Stated problem: Copy out all lines that hold "data".
• • • • • • •
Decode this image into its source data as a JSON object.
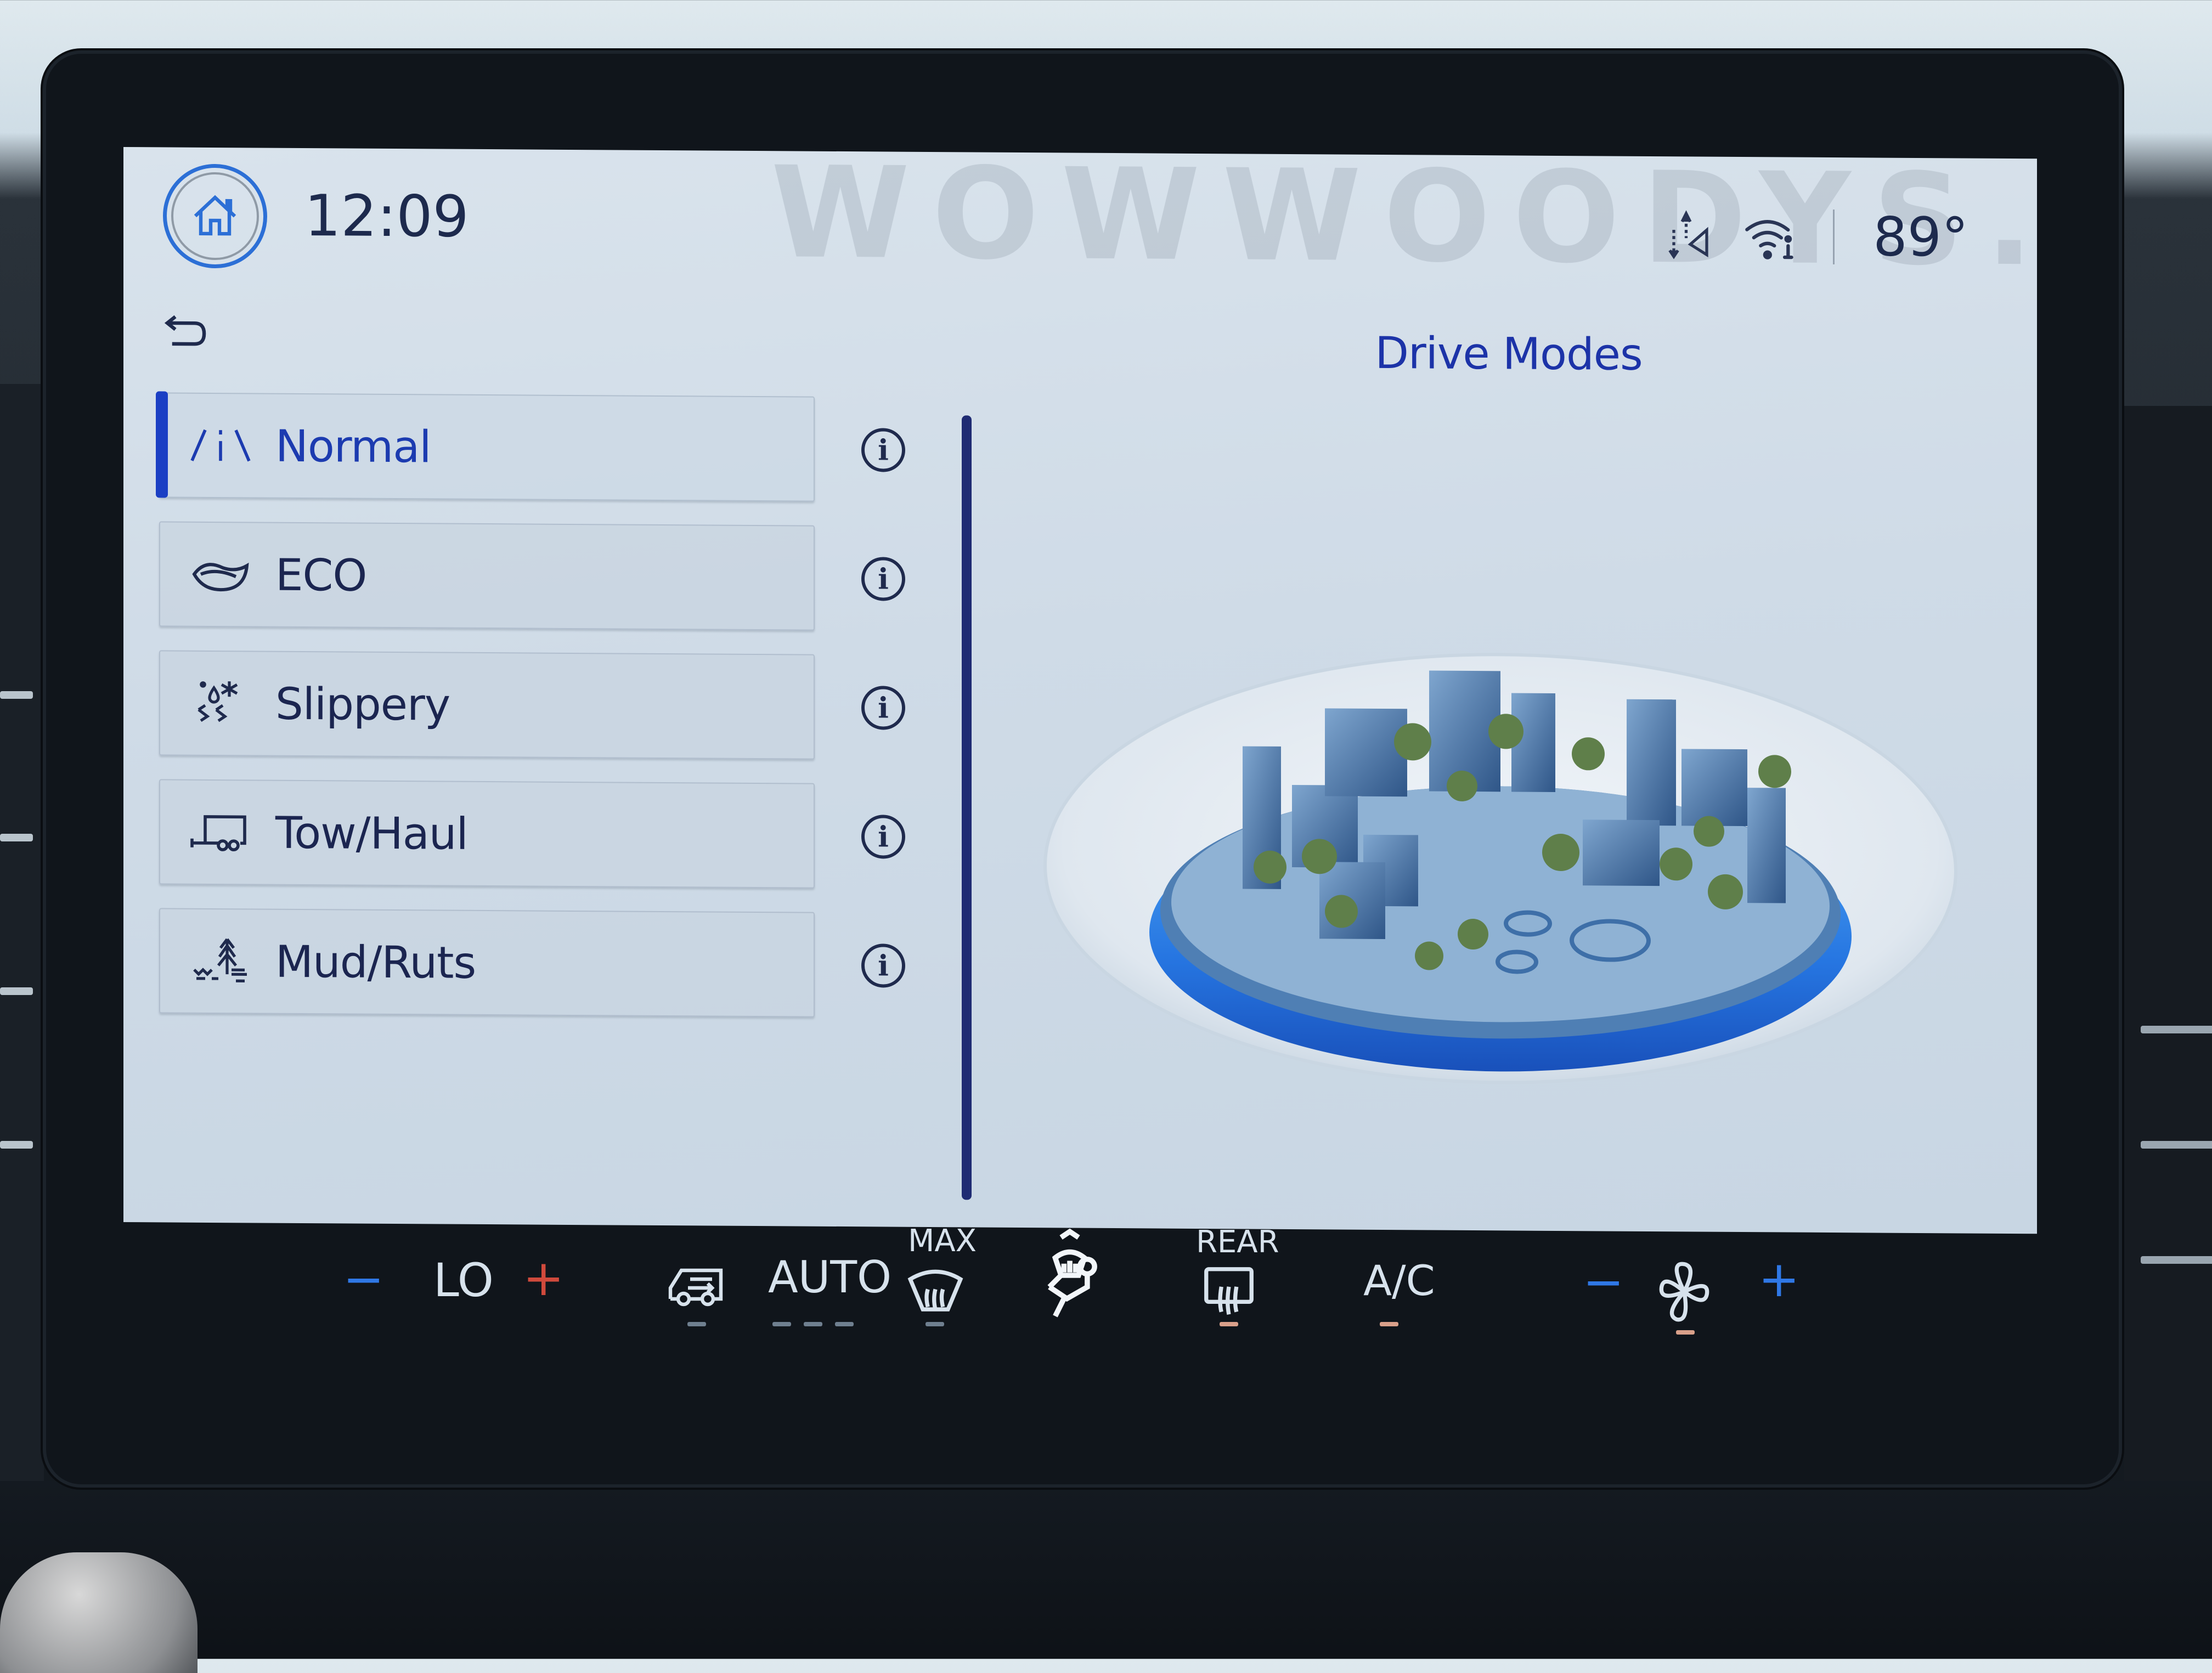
{
  "status_bar": {
    "clock": "12:09",
    "outside_temp": "89°",
    "icons": [
      "home-icon",
      "navigation-data-icon",
      "wifi-info-icon"
    ]
  },
  "nav": {
    "back_icon": "back-arrow-icon"
  },
  "drive_modes": {
    "title": "Drive Modes",
    "selected": "Normal",
    "accent_color": "#1b3fc4",
    "items": [
      {
        "label": "Normal",
        "icon": "road-icon",
        "selected": true
      },
      {
        "label": "ECO",
        "icon": "leaf-icon",
        "selected": false
      },
      {
        "label": "Slippery",
        "icon": "slippery-icon",
        "selected": false
      },
      {
        "label": "Tow/Haul",
        "icon": "trailer-icon",
        "selected": false
      },
      {
        "label": "Mud/Ruts",
        "icon": "mud-ruts-icon",
        "selected": false
      }
    ],
    "info_icon": "info-icon",
    "illustration": "city-platform-illustration"
  },
  "climate": {
    "temp_minus": "−",
    "temp_value": "LO",
    "temp_plus": "+",
    "recirc_icon": "recirculation-icon",
    "auto_label": "AUTO",
    "max_label": "MAX",
    "max_defrost_icon": "front-defrost-icon",
    "seat_icon": "climate-seat-icon",
    "rear_label": "REAR",
    "rear_defrost_icon": "rear-defrost-icon",
    "ac_label": "A/C",
    "fan_minus": "−",
    "fan_icon": "fan-icon",
    "fan_plus": "+",
    "colors": {
      "cool": "#2f78e6",
      "warm": "#d04a3c",
      "active_indicator": "#d9a08a",
      "inactive_indicator": "#6f7f8f"
    }
  }
}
• • • • • • •
Solution to the problem:
Decode this image into its source data as a JSON object.
      "navigation-data-icon",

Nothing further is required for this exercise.